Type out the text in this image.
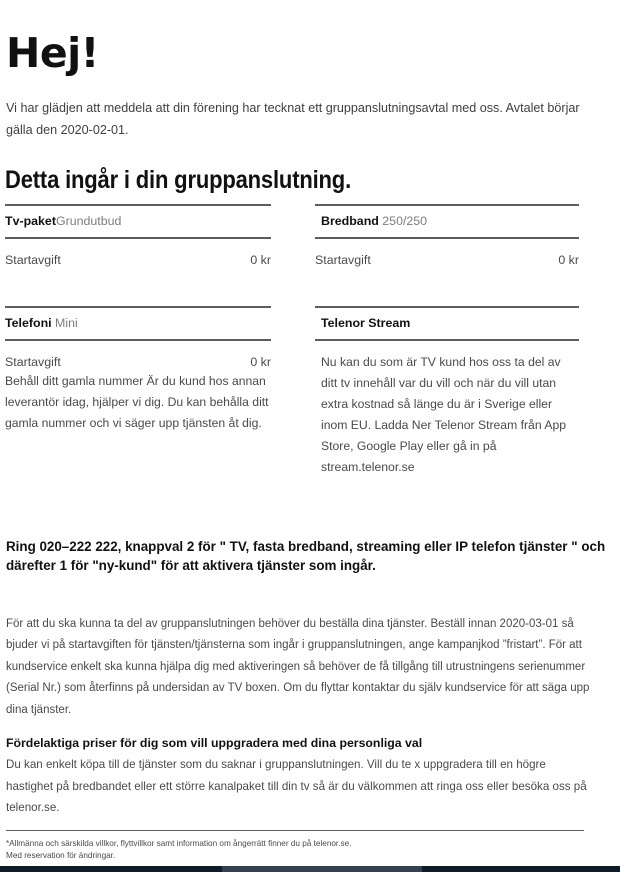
Hej!

Vi har glädjen att meddela att din förening har tecknat ett gruppanslutningsavtal med oss. Avtalet börjar gälla den 2020-02-01.

Detta ingår i din gruppanslutning.
Tv-paketGrundutbud
Startavgift	0 kr
Bredband 250/250
Startavgift	0 kr
Telefoni Mini
Startavgift	0 kr
Behåll ditt gamla nummer Är du kund hos annan leverantör idag, hjälper vi dig. Du kan behålla ditt gamla nummer och vi säger upp tjänsten åt dig.
Telenor Stream
Nu kan du som är TV kund hos oss ta del av ditt tv innehåll var du vill och när du vill utan extra kostnad så länge du är i Sverige eller inom EU. Ladda Ner Telenor Stream från App Store, Google Play eller gå in på stream.telenor.se

Ring 020–222 222, knappval 2 för " TV, fasta bredband, streaming eller IP telefon tjänster " och därefter 1 för "ny-kund" för att aktivera tjänster som ingår.

För att du ska kunna ta del av gruppanslutningen behöver du beställa dina tjänster. Beställ innan 2020-03-01 så bjuder vi på startavgiften för tjänsten/tjänsterna som ingår i gruppanslutningen, ange kampanjkod ”fristart”. För att kundservice enkelt ska kunna hjälpa dig med aktiveringen så behöver de få tillgång till utrustningens serienummer (Serial Nr.) som återfinns på undersidan av TV boxen. Om du flyttar kontaktar du själv kundservice för att säga upp dina tjänster.

Fördelaktiga priser för dig som vill uppgradera med dina personliga val
Du kan enkelt köpa till de tjänster som du saknar i gruppanslutningen. Vill du te x uppgradera till en högre hastighet på bredbandet eller ett större kanalpaket till din tv så är du välkommen att ringa oss eller besöka oss på telenor.se.
*Allmänna och särskilda villkor, flyttvillkor samt information om ångerrätt finner du på telenor.se.
Med reservation för ändringar.
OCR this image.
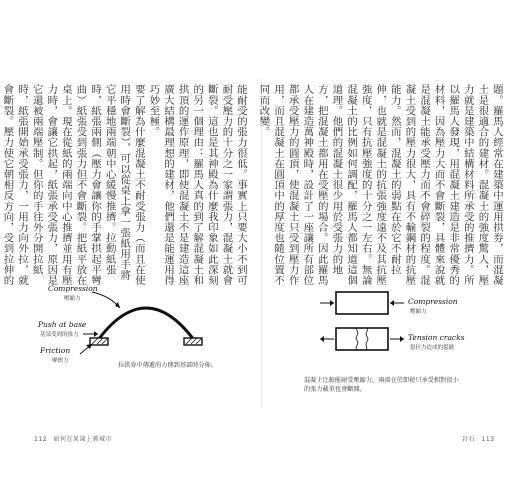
能耐受的張力很低。事實上只要大小不到可耐受壓力的十分之一家謂張力，混凝土就會斷裂。這也是其神殿為什麼我印象如此深刻的另一個理由：羅馬人真的到了解混凝土和拱頂的運作原理，即使混凝土不是建造這座廣大結構最理想的建材，他們還是能運用得巧妙至極。

要了解為什麼混凝土不耐受張力（而且在使用時會斷裂），可以從桌上拿一張紙用手將它平穩地兩端朝中心緩慢推擠。拉動紙張時，紙張兩側（壓力會讓你的手掌拱起平彎曲）紙張受到張力但不會斷裂。把紙平放在桌上。現在從紙的兩端向中心推擠並用有壓力時，會讓它拱起，紙張承受張力，原因是它還被兩端壓制。但你的手往外分開拉紙時，紙張開始承受張力，一用力向外拉，就會斷裂。壓力使它朝相反方向，受到拉伸的

Compression
壓縮力
Push at base
基部受到的推力
Friction
摩擦力
拉拱券中傳遞的力傳到基部時分佈。
112　如何在果凍上蓋城市

題。羅馬人經常在建築中運用拱券，而混凝土是很適合的建材。混凝土的強度驚人，壓力就是建築中結構材料所承受的推擠力。所以羅馬人發現，用混凝土建造是非常優秀的材料，因為壓力大而不會斷裂，具體來說就是混凝土能承受壓力而不會碎裂的程度。混凝土受到的壓力很大，具有不輸鋼材的抗壓能力。然而，混凝土的弱點在於它不耐拉伸，也就是混凝土的抗張強度遠不及其抗壓強度，只有抗壓強度的十分之一左右。無論混凝土的比例如何調配，羅馬人都知道這個道理。他們的混凝土很少用於受張力的地方，把混凝土都用在受壓的場合。因此羅馬人在建造萬神殿時，設計了一座讓所有部位都承受壓力的圓頂，使混凝土只受到壓力作用，而且混凝土在圓頂中的厚度也隨位置不同而改變。

Compression
壓縮力
Tension cracks
張拉力造成的裂縫
混凝土比較能耐受壓縮力，兩端在於即使只承受相對很小的張力載重也會斷開。
岩石　113
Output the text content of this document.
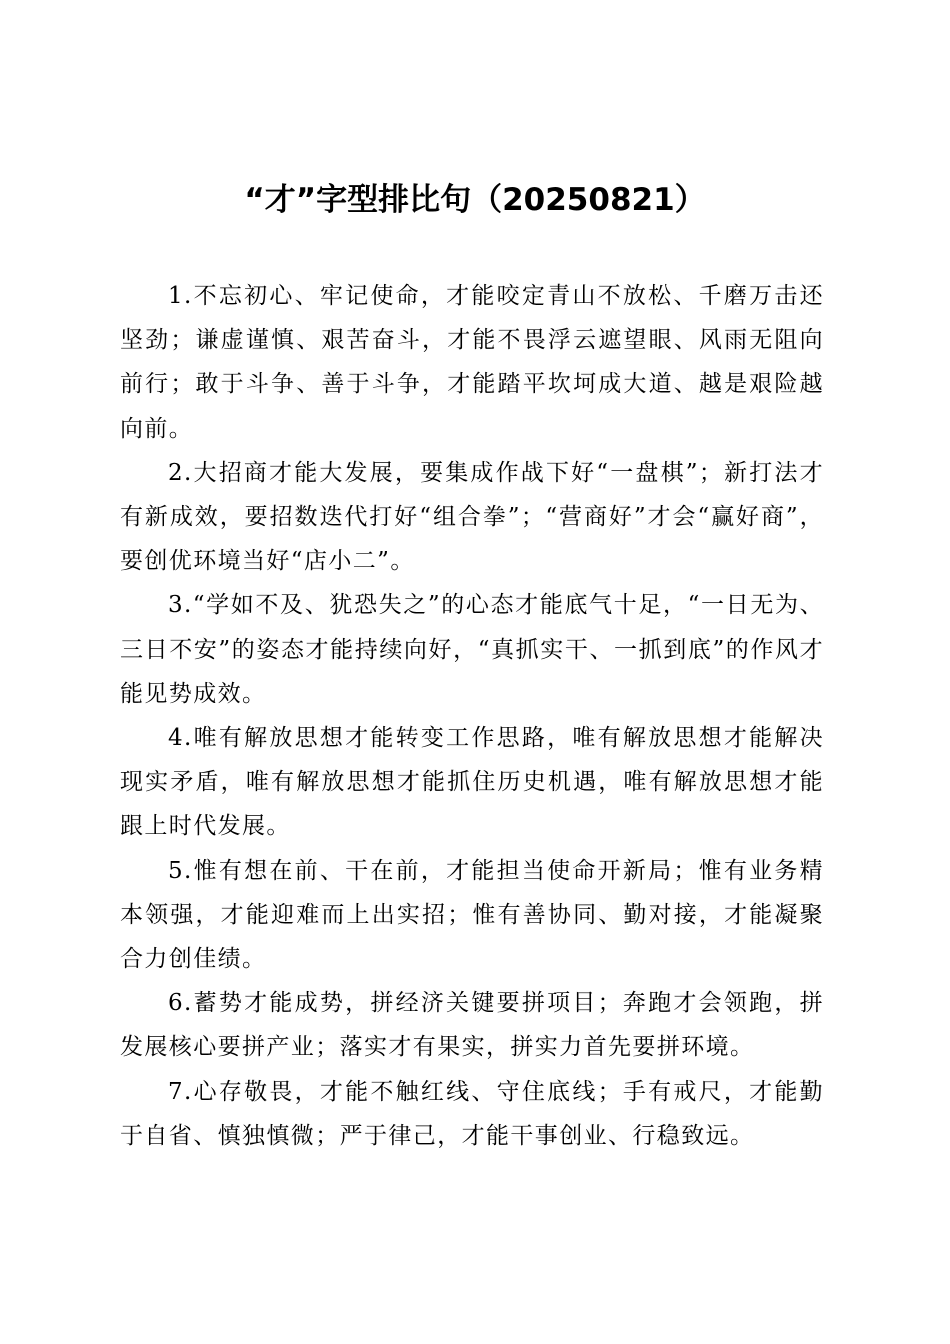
“才”字型排比句（20250821）

1.不忘初心、牢记使命，才能咬定青山不放松、千磨万击还坚劲；谦虚谨慎、艰苦奋斗，才能不畏浮云遮望眼、风雨无阻向前行；敢于斗争、善于斗争，才能踏平坎坷成大道、越是艰险越向前。

2.大招商才能大发展，要集成作战下好“一盘棋”；新打法才有新成效，要招数迭代打好“组合拳”；“营商好”才会“赢好商”，要创优环境当好“店小二”。

3.“学如不及、犹恐失之”的心态才能底气十足，“一日无为、三日不安”的姿态才能持续向好，“真抓实干、一抓到底”的作风才能见势成效。

4.唯有解放思想才能转变工作思路，唯有解放思想才能解决现实矛盾，唯有解放思想才能抓住历史机遇，唯有解放思想才能跟上时代发展。

5.惟有想在前、干在前，才能担当使命开新局；惟有业务精本领强，才能迎难而上出实招；惟有善协同、勤对接，才能凝聚合力创佳绩。

6.蓄势才能成势，拼经济关键要拼项目；奔跑才会领跑，拼发展核心要拼产业；落实才有果实，拼实力首先要拼环境。

7.心存敬畏，才能不触红线、守住底线；手有戒尺，才能勤于自省、慎独慎微；严于律己，才能干事创业、行稳致远。
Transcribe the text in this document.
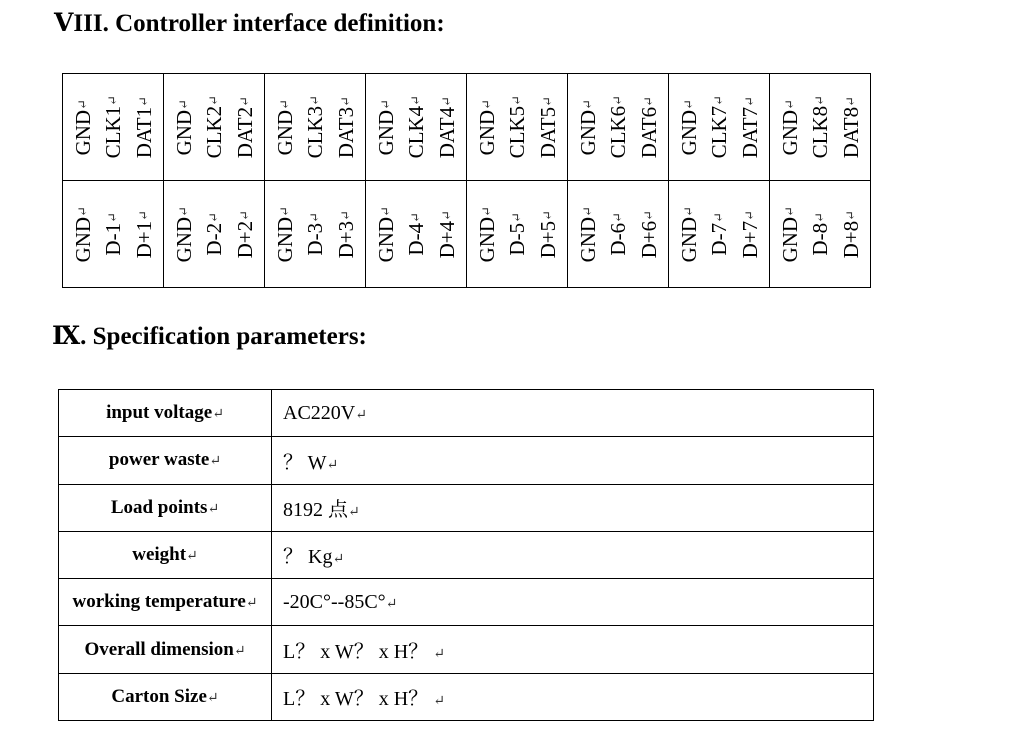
ⅤIII. Controller interface definition:
GND↵
CLK1↵
DAT1↵	GND↵
CLK2↵
DAT2↵	GND↵
CLK3↵
DAT3↵	GND↵
CLK4↵
DAT4↵	GND↵
CLK5↵
DAT5↵	GND↵
CLK6↵
DAT6↵	GND↵
CLK7↵
DAT7↵	GND↵
CLK8↵
DAT8↵

GND↵
D-1↵
D+1↵	GND↵
D-2↵
D+2↵	GND↵
D-3↵
D+3↵	GND↵
D-4↵
D+4↵	GND↵
D-5↵
D+5↵	GND↵
D-6↵
D+6↵	GND↵
D-7↵
D+7↵	GND↵
D-8↵
D+8↵
Ⅸ. Specification parameters:
input voltage↵	AC220V↵
power waste↵	？ W↵
Load points↵	8192 点↵
weight↵	？ Kg↵
working temperature↵	-20C°--85C°↵
Overall dimension↵	L？ x W？ x H？ ↵
Carton Size↵	L？ x W？ x H？ ↵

● ● ●

TASK BRIEF: All of the lines above should be retyped precisely, apart from the pictures.

COMPLETED EXERCISE:
Type out the text in this image.
Hej!

Vi har glädjen att meddela att din förening har tecknat ett gruppanslutningsavtal med oss. Avtalet börjar gälla den 2020-02-01.

Detta ingår i din gruppanslutning.
Tv-paketGrundutbud
Startavgift	0 kr
Bredband 250/250
Startavgift	0 kr
Telefoni Mini
Startavgift	0 kr
Behåll ditt gamla nummer Är du kund hos annan leverantör idag, hjälper vi dig. Du kan behålla ditt gamla nummer och vi säger upp tjänsten åt dig.
Telenor Stream
Nu kan du som är TV kund hos oss ta del av ditt tv innehåll var du vill och när du vill utan extra kostnad så länge du är i Sverige eller inom EU. Ladda Ner Telenor Stream från App Store, Google Play eller gå in på stream.telenor.se

Ring 020–222 222, knappval 2 för " TV, fasta bredband, streaming eller IP telefon tjänster " och därefter 1 för "ny-kund" för att aktivera tjänster som ingår.

För att du ska kunna ta del av gruppanslutningen behöver du beställa dina tjänster. Beställ innan 2020-03-01 så bjuder vi på startavgiften för tjänsten/tjänsterna som ingår i gruppanslutningen, ange kampanjkod ”fristart”. För att kundservice enkelt ska kunna hjälpa dig med aktiveringen så behöver de få tillgång till utrustningens serienummer (Serial Nr.) som återfinns på undersidan av TV boxen. Om du flyttar kontaktar du själv kundservice för att säga upp dina tjänster.

Fördelaktiga priser för dig som vill uppgradera med dina personliga val
Du kan enkelt köpa till de tjänster som du saknar i gruppanslutningen. Vill du te x uppgradera till en högre hastighet på bredbandet eller ett större kanalpaket till din tv så är du välkommen att ringa oss eller besöka oss på telenor.se.
*Allmänna och särskilda villkor, flyttvillkor samt information om ångerrätt finner du på telenor.se.
Med reservation för ändringar.
OCR this image.
能耐受的張力很低。事實上只要大小不到可耐受壓力的十分之一家謂張力，混凝土就會斷裂。這也是其神殿為什麼我印象如此深刻的另一個理由：羅馬人真的到了解混凝土和拱頂的運作原理，即使混凝土不是建造這座廣大結構最理想的建材，他們還是能運用得巧妙至極。

要了解為什麼混凝土不耐受張力（而且在使用時會斷裂），可以從桌上拿一張紙用手將它平穩地兩端朝中心緩慢推擠。拉動紙張時，紙張兩側（壓力會讓你的手掌拱起平彎曲）紙張受到張力但不會斷裂。把紙平放在桌上。現在從紙的兩端向中心推擠並用有壓力時，會讓它拱起，紙張承受張力，原因是它還被兩端壓制。但你的手往外分開拉紙時，紙張開始承受張力，一用力向外拉，就會斷裂。壓力使它朝相反方向，受到拉伸的

Compression
壓縮力
Push at base
基部受到的推力
Friction
摩擦力
拉拱券中傳遞的力傳到基部時分佈。
112　如何在果凍上蓋城市

題。羅馬人經常在建築中運用拱券，而混凝土是很適合的建材。混凝土的強度驚人，壓力就是建築中結構材料所承受的推擠力。所以羅馬人發現，用混凝土建造是非常優秀的材料，因為壓力大而不會斷裂，具體來說就是混凝土能承受壓力而不會碎裂的程度。混凝土受到的壓力很大，具有不輸鋼材的抗壓能力。然而，混凝土的弱點在於它不耐拉伸，也就是混凝土的抗張強度遠不及其抗壓強度，只有抗壓強度的十分之一左右。無論混凝土的比例如何調配，羅馬人都知道這個道理。他們的混凝土很少用於受張力的地方，把混凝土都用在受壓的場合。因此羅馬人在建造萬神殿時，設計了一座讓所有部位都承受壓力的圓頂，使混凝土只受到壓力作用，而且混凝土在圓頂中的厚度也隨位置不同而改變。

Compression
壓縮力
Tension cracks
張拉力造成的裂縫
混凝土比較能耐受壓縮力，兩端在於即使只承受相對很小的張力載重也會斷開。
岩石　113
Output the text content of this document.
“才”字型排比句（20250821）

1.不忘初心、牢记使命，才能咬定青山不放松、千磨万击还坚劲；谦虚谨慎、艰苦奋斗，才能不畏浮云遮望眼、风雨无阻向前行；敢于斗争、善于斗争，才能踏平坎坷成大道、越是艰险越向前。

2.大招商才能大发展，要集成作战下好“一盘棋”；新打法才有新成效，要招数迭代打好“组合拳”；“营商好”才会“赢好商”，要创优环境当好“店小二”。

3.“学如不及、犹恐失之”的心态才能底气十足，“一日无为、三日不安”的姿态才能持续向好，“真抓实干、一抓到底”的作风才能见势成效。

4.唯有解放思想才能转变工作思路，唯有解放思想才能解决现实矛盾，唯有解放思想才能抓住历史机遇，唯有解放思想才能跟上时代发展。

5.惟有想在前、干在前，才能担当使命开新局；惟有业务精本领强，才能迎难而上出实招；惟有善协同、勤对接，才能凝聚合力创佳绩。

6.蓄势才能成势，拼经济关键要拼项目；奔跑才会领跑，拼发展核心要拼产业；落实才有果实，拼实力首先要拼环境。

7.心存敬畏，才能不触红线、守住底线；手有戒尺，才能勤于自省、慎独慎微；严于律己，才能干事创业、行稳致远。
Transcribe the text in this document.
ⅤIII. Controller interface definition:
GND↵
CLK1↵
DAT1↵	GND↵
CLK2↵
DAT2↵	GND↵
CLK3↵
DAT3↵	GND↵
CLK4↵
DAT4↵	GND↵
CLK5↵
DAT5↵	GND↵
CLK6↵
DAT6↵	GND↵
CLK7↵
DAT7↵	GND↵
CLK8↵
DAT8↵

GND↵
D-1↵
D+1↵	GND↵
D-2↵
D+2↵	GND↵
D-3↵
D+3↵	GND↵
D-4↵
D+4↵	GND↵
D-5↵
D+5↵	GND↵
D-6↵
D+6↵	GND↵
D-7↵
D+7↵	GND↵
D-8↵
D+8↵
Ⅸ. Specification parameters:
input voltage↵	AC220V↵
power waste↵	？ W↵
Load points↵	8192 点↵
weight↵	？ Kg↵
working temperature↵	-20C°--85C°↵
Overall dimension↵	L？ x W？ x H？ ↵
Carton Size↵	L？ x W？ x H？ ↵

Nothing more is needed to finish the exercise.